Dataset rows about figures
****************
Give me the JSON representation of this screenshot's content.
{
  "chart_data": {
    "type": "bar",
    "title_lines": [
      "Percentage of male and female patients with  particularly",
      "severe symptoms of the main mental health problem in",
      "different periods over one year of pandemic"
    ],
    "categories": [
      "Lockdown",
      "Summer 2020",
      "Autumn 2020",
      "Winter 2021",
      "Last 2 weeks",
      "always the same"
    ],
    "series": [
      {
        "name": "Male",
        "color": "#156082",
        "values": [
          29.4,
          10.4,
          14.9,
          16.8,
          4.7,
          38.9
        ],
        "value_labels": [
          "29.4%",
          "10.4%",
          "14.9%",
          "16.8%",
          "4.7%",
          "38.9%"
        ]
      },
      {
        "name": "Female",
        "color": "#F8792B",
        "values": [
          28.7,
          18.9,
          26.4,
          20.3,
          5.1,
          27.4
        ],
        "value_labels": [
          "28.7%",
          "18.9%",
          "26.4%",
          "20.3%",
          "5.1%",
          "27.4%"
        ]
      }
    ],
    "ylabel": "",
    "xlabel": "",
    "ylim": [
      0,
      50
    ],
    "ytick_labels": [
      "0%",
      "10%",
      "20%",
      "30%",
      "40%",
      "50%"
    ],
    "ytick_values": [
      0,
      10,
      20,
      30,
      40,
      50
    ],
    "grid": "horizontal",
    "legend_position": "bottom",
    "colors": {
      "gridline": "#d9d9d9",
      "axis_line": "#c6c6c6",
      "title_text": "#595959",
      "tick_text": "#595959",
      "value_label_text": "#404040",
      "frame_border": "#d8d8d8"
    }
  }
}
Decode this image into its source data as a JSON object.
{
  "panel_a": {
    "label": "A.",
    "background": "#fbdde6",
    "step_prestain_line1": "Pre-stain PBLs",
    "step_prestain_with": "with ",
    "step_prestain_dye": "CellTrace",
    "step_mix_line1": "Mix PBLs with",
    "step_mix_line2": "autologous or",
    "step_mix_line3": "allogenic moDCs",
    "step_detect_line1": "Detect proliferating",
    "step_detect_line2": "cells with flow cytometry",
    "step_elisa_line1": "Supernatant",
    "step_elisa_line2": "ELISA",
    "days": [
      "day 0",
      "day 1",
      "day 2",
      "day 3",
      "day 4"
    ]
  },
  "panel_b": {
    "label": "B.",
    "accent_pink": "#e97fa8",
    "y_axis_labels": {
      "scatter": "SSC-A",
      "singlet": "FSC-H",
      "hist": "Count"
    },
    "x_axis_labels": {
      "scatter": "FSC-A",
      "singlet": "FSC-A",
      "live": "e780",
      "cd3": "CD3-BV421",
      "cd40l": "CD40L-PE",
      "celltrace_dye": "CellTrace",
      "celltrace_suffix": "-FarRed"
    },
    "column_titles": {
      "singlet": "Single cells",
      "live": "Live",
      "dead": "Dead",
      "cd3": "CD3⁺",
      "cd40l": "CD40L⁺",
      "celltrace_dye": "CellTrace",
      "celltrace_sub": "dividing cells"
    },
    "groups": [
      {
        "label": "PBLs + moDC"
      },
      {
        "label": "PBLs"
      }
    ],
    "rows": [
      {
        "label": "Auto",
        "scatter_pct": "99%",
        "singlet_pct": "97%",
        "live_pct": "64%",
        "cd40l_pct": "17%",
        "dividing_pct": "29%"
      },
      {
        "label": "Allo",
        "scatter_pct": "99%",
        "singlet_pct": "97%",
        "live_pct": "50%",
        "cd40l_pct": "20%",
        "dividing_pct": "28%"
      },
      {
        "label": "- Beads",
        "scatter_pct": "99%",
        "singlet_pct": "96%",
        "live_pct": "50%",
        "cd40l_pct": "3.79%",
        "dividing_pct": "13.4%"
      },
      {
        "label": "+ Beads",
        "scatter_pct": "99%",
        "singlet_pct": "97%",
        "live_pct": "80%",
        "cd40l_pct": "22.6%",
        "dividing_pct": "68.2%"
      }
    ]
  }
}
****************
The answer should be a single number: how many lines in the records contain "this".

2